Data entries
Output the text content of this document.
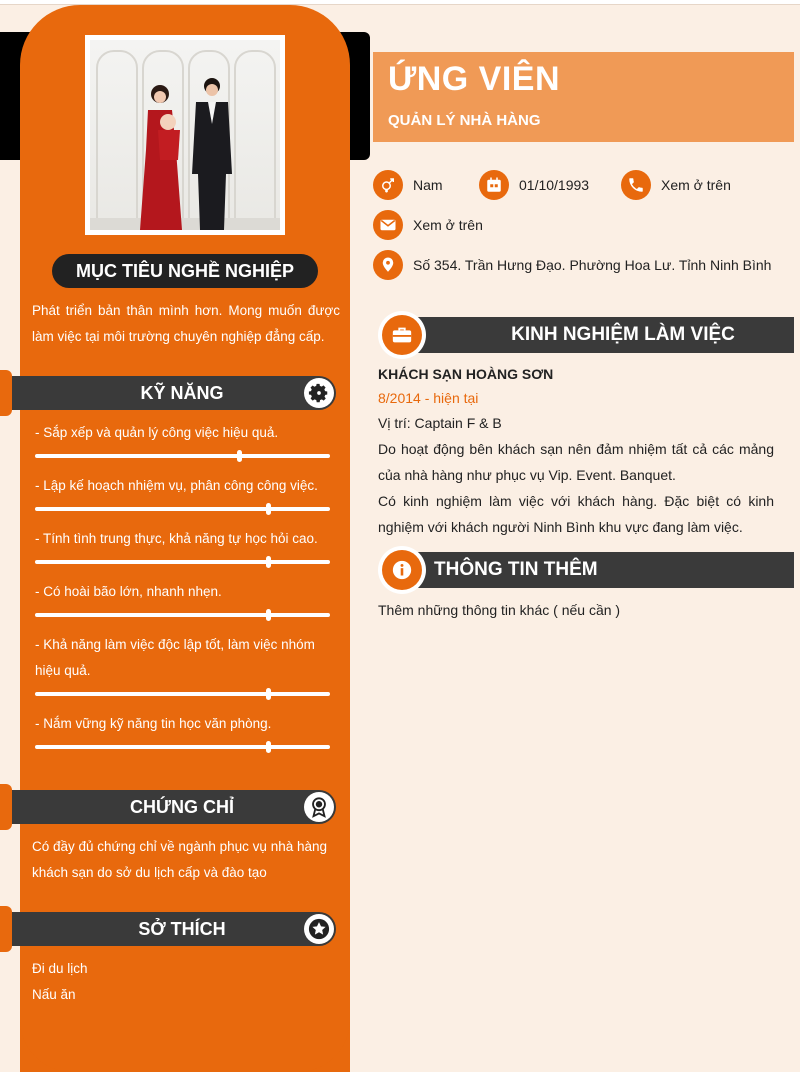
MỤC TIÊU NGHỀ NGHIỆP
Phát triển bản thân mình hơn. Mong muốn được làm việc tại môi trường chuyên nghiệp đẳng cấp.
KỸ NĂNG
- Sắp xếp và quản lý công việc hiệu quả.
- Lập kế hoạch nhiệm vụ, phân công công việc.
- Tính tình trung thực, khả năng tự học hỏi cao.
- Có hoài bão lớn, nhanh nhẹn.
- Khả năng làm việc độc lập tốt, làm việc nhóm hiệu quả.
- Nắm vững kỹ năng tin học văn phòng.
CHỨNG CHỈ
Có đầy đủ chứng chỉ về ngành phục vụ nhà hàng khách sạn do sở du lịch cấp và đào tạo
SỞ THÍCH
Đi du lịch
Nấu ăn
ỨNG VIÊN
QUẢN LÝ NHÀ HÀNG
Nam	01/10/1993	Xem ở trên
Xem ở trên
Số 354. Trần Hưng Đạo. Phường Hoa Lư. Tỉnh Ninh Bình
KINH NGHIỆM LÀM VIỆC
KHÁCH SẠN HOÀNG SƠN
8/2014 - hiện tại
Vị trí: Captain F & B
Do hoạt động bên khách sạn nên đảm nhiệm tất cả các mảng của nhà hàng như phục vụ Vip. Event. Banquet.
Có kinh nghiệm làm việc với khách hàng. Đặc biệt có kinh nghiệm với khách người Ninh Bình khu vực đang làm việc.
THÔNG TIN THÊM
Thêm những thông tin khác ( nếu cần )
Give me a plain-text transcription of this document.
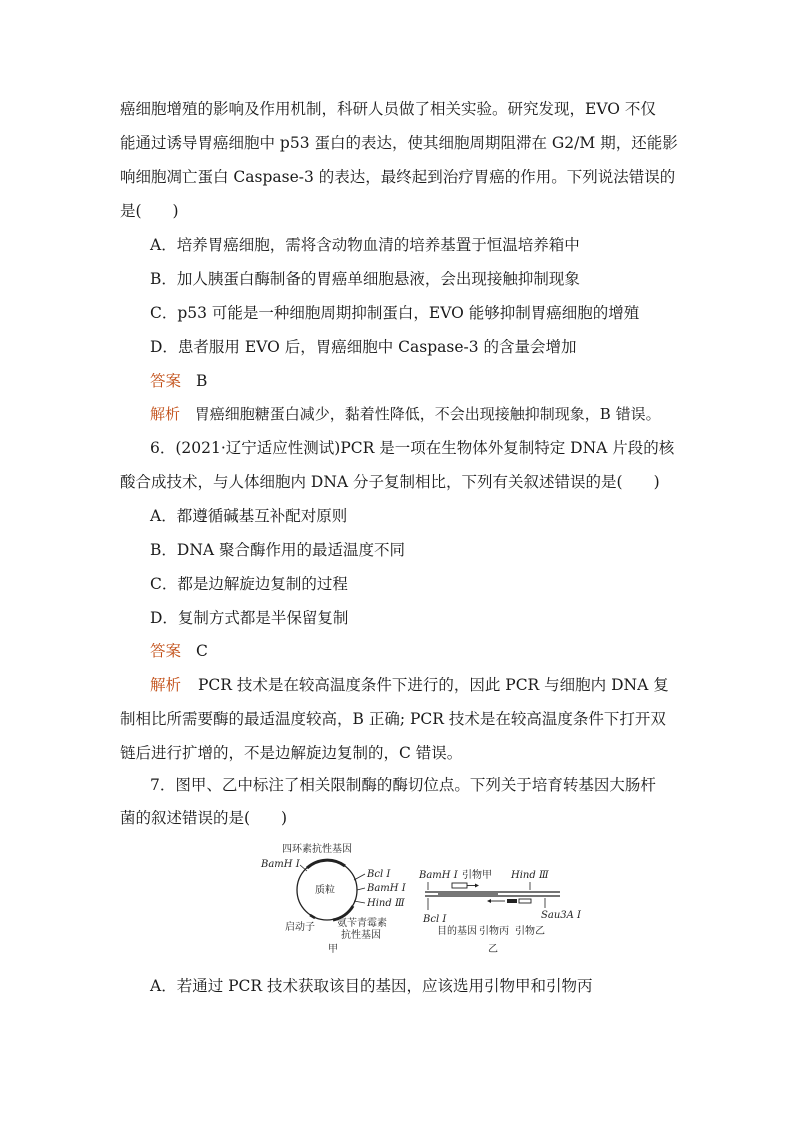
癌细胞增殖的影响及作用机制，科研人员做了相关实验。研究发现，EVO 不仅
能通过诱导胃癌细胞中 p53 蛋白的表达，使其细胞周期阻滞在 G2/M 期，还能影
响细胞凋亡蛋白 Caspase-3 的表达，最终起到治疗胃癌的作用。下列说法错误的
是(　　)
A．培养胃癌细胞，需将含动物血清的培养基置于恒温培养箱中
B．加人胰蛋白酶制备的胃癌单细胞悬液，会出现接触抑制现象
C．p53 可能是一种细胞周期抑制蛋白，EVO 能够抑制胃癌细胞的增殖
D．患者服用 EVO 后，胃癌细胞中 Caspase-3 的含量会增加
答案 B
解析 胃癌细胞糖蛋白减少，黏着性降低，不会出现接触抑制现象，B 错误。
6．(2021·辽宁适应性测试)PCR 是一项在生物体外复制特定 DNA 片段的核
酸合成技术，与人体细胞内 DNA 分子复制相比，下列有关叙述错误的是(　　)
A．都遵循碱基互补配对原则
B．DNA 聚合酶作用的最适温度不同
C．都是边解旋边复制的过程
D．复制方式都是半保留复制
答案 C
解析 PCR 技术是在较高温度条件下进行的，因此 PCR 与细胞内 DNA 复
制相比所需要酶的最适温度较高，B 正确; PCR 技术是在较高温度条件下打开双
链后进行扩增的，不是边解旋边复制的，C 错误。
7．图甲、乙中标注了相关限制酶的酶切位点。下列关于培育转基因大肠杆
菌的叙述错误的是(　　)
质粒
四环素抗性基因
BamH Ⅰ
Bcl Ⅰ
BamH Ⅰ
Hind Ⅲ
启动子 氨苄青霉素
抗性基因
甲
BamH Ⅰ 引物甲 Hind Ⅲ
Bcl Ⅰ	Sau3A Ⅰ
目的基因 引物丙 引物乙
乙
A．若通过 PCR 技术获取该目的基因，应该选用引物甲和引物丙
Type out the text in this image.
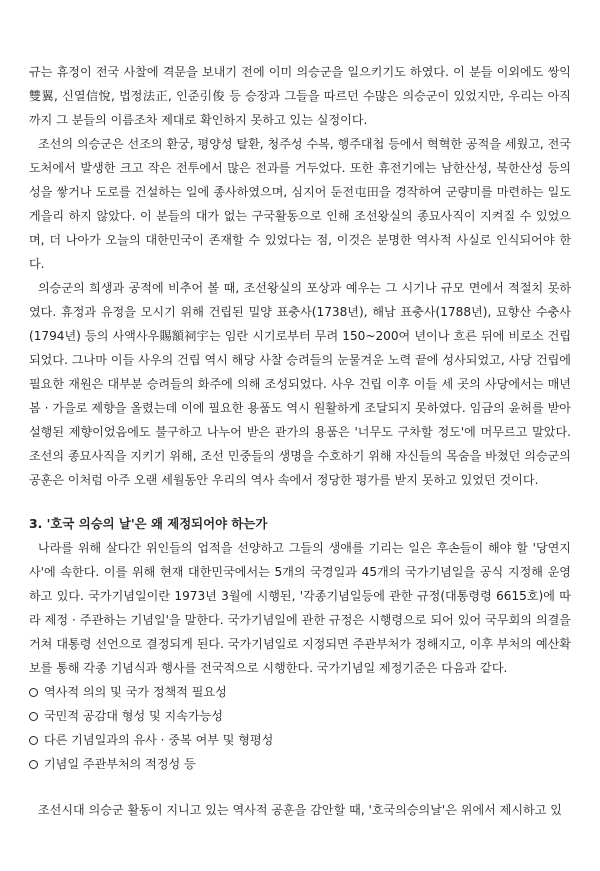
규는 휴정이 전국 사찰에 격문을 보내기 전에 이미 의승군을 일으키기도 하였다. 이 분들 이외에도 쌍익雙翼, 신열信悅, 법정法正, 인준引俊 등 승장과 그들을 따르던 수많은 의승군이 있었지만, 우리는 아직까지 그 분들의 이름조차 제대로 확인하지 못하고 있는 실정이다.

조선의 의승군은 선조의 환궁, 평양성 탈환, 청주성 수복, 행주대첩 등에서 혁혁한 공적을 세웠고, 전국 도처에서 발생한 크고 작은 전투에서 많은 전과를 거두었다. 또한 휴전기에는 남한산성, 북한산성 등의 성을 쌓거나 도로를 건설하는 일에 종사하였으며, 심지어 둔전屯田을 경작하여 군량미를 마련하는 일도 게을리 하지 않았다. 이 분들의 대가 없는 구국활동으로 인해 조선왕실의 종묘사직이 지켜질 수 있었으며, 더 나아가 오늘의 대한민국이 존재할 수 있었다는 점, 이것은 분명한 역사적 사실로 인식되어야 한다.

의승군의 희생과 공적에 비추어 볼 때, 조선왕실의 포상과 예우는 그 시기나 규모 면에서 적절치 못하였다. 휴정과 유정을 모시기 위해 건립된 밀양 표충사(1738년), 해남 표충사(1788년), 묘향산 수충사(1794년) 등의 사액사우賜額祠宇는 임란 시기로부터 무려 150~200여 년이나 흐른 뒤에 비로소 건립되었다. 그나마 이들 사우의 건립 역시 해당 사찰 승려들의 눈물겨운 노력 끝에 성사되었고, 사당 건립에 필요한 재원은 대부분 승려들의 화주에 의해 조성되었다. 사우 건립 이후 이들 세 곳의 사당에서는 매년 봄 · 가을로 제향을 올렸는데 이에 필요한 용품도 역시 원활하게 조달되지 못하였다. 임금의 윤허를 받아 설행된 제향이었음에도 불구하고 나누어 받은 관가의 용품은 '너무도 구차할 정도'에 머무르고 말았다. 조선의 종묘사직을 지키기 위해, 조선 민중들의 생명을 수호하기 위해 자신들의 목숨을 바쳤던 의승군의 공훈은 이처럼 아주 오랜 세월동안 우리의 역사 속에서 정당한 평가를 받지 못하고 있었던 것이다.

3. '호국 의승의 날'은 왜 제정되어야 하는가

나라를 위해 살다간 위인들의 업적을 선양하고 그들의 생애를 기리는 일은 후손들이 해야 할 '당연지사'에 속한다. 이를 위해 현재 대한민국에서는 5개의 국경일과 45개의 국가기념일을 공식 지정해 운영하고 있다. 국가기념일이란 1973년 3월에 시행된, '각종기념일등에 관한 규정(대통령령 6615호)에 따라 제정 · 주관하는 기념일'을 말한다. 국가기념일에 관한 규정은 시행령으로 되어 있어 국무회의 의결을 거쳐 대통령 선언으로 결정되게 된다. 국가기념일로 지정되면 주관부처가 정해지고, 이후 부처의 예산확보를 통해 각종 기념식과 행사를 전국적으로 시행한다. 국가기념일 제정기준은 다음과 같다.

역사적 의의 및 국가 정책적 필요성
국민적 공감대 형성 및 지속가능성
다른 기념일과의 유사 · 중복 여부 및 형평성
기념일 주관부처의 적정성 등

조선시대 의승군 활동이 지니고 있는 역사적 공훈을 감안할 때, '호국의승의날'은 위에서 제시하고 있
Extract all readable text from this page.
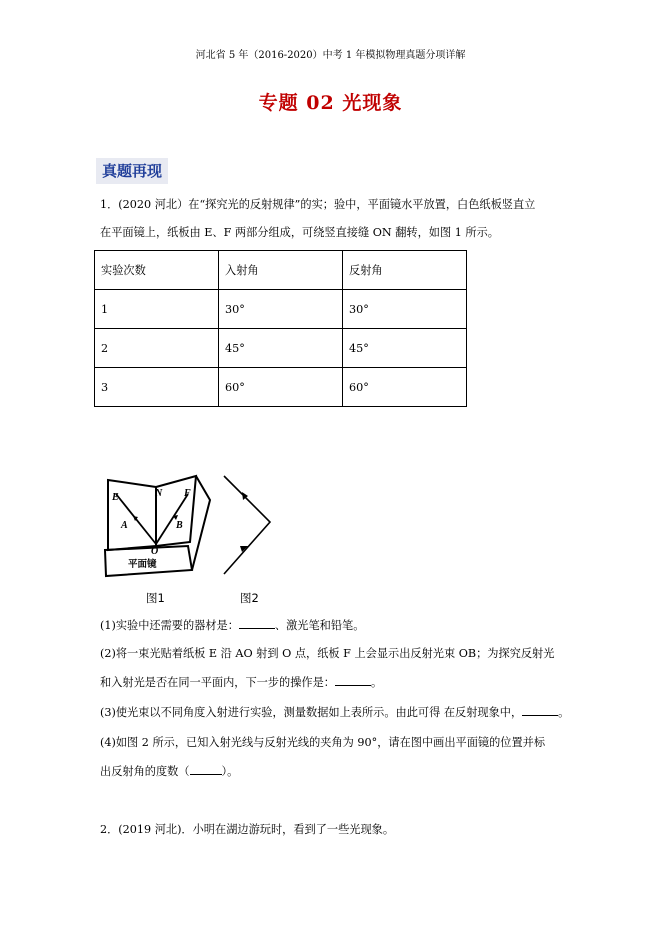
河北省 5 年（2016-2020）中考 1 年模拟物理真题分项详解
专题 02 光现象
真题再现
1．(2020 河北）在“探究光的反射规律”的实；验中，平面镜水平放置，白色纸板竖直立
在平面镜上，纸板由 E、F 两部分组成，可绕竖直接缝 ON 翻转，如图 1 所示。
实验次数	入射角	反射角
1	30°	30°
2	45°	45°
3	60°	60°
E	N F
A	B
O
平面镜
图1	图2
(1)实验中还需要的器材是：	、激光笔和铅笔。
(2)将一束光贴着纸板 E 沿 AO 射到 O 点，纸板 F 上会显示出反射光束 OB；为探究反射光
和入射光是否在同一平面内，下一步的操作是：	。
(3)使光束以不同角度入射进行实验，测量数据如上表所示。由此可得 在反射现象中，	。
(4)如图 2 所示，已知入射光线与反射光线的夹角为 90°，请在图中画出平面镜的位置并标
出反射角的度数（	）。
2．(2019 河北)．小明在湖边游玩时，看到了一些光现象。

To do
Every line of the listing that holds "this" should be found and copied.

Task answer
Output the text content of this document.
Give me a plain-text transcription of this document.
Type out the text in this image.
Extract all readable text from this page.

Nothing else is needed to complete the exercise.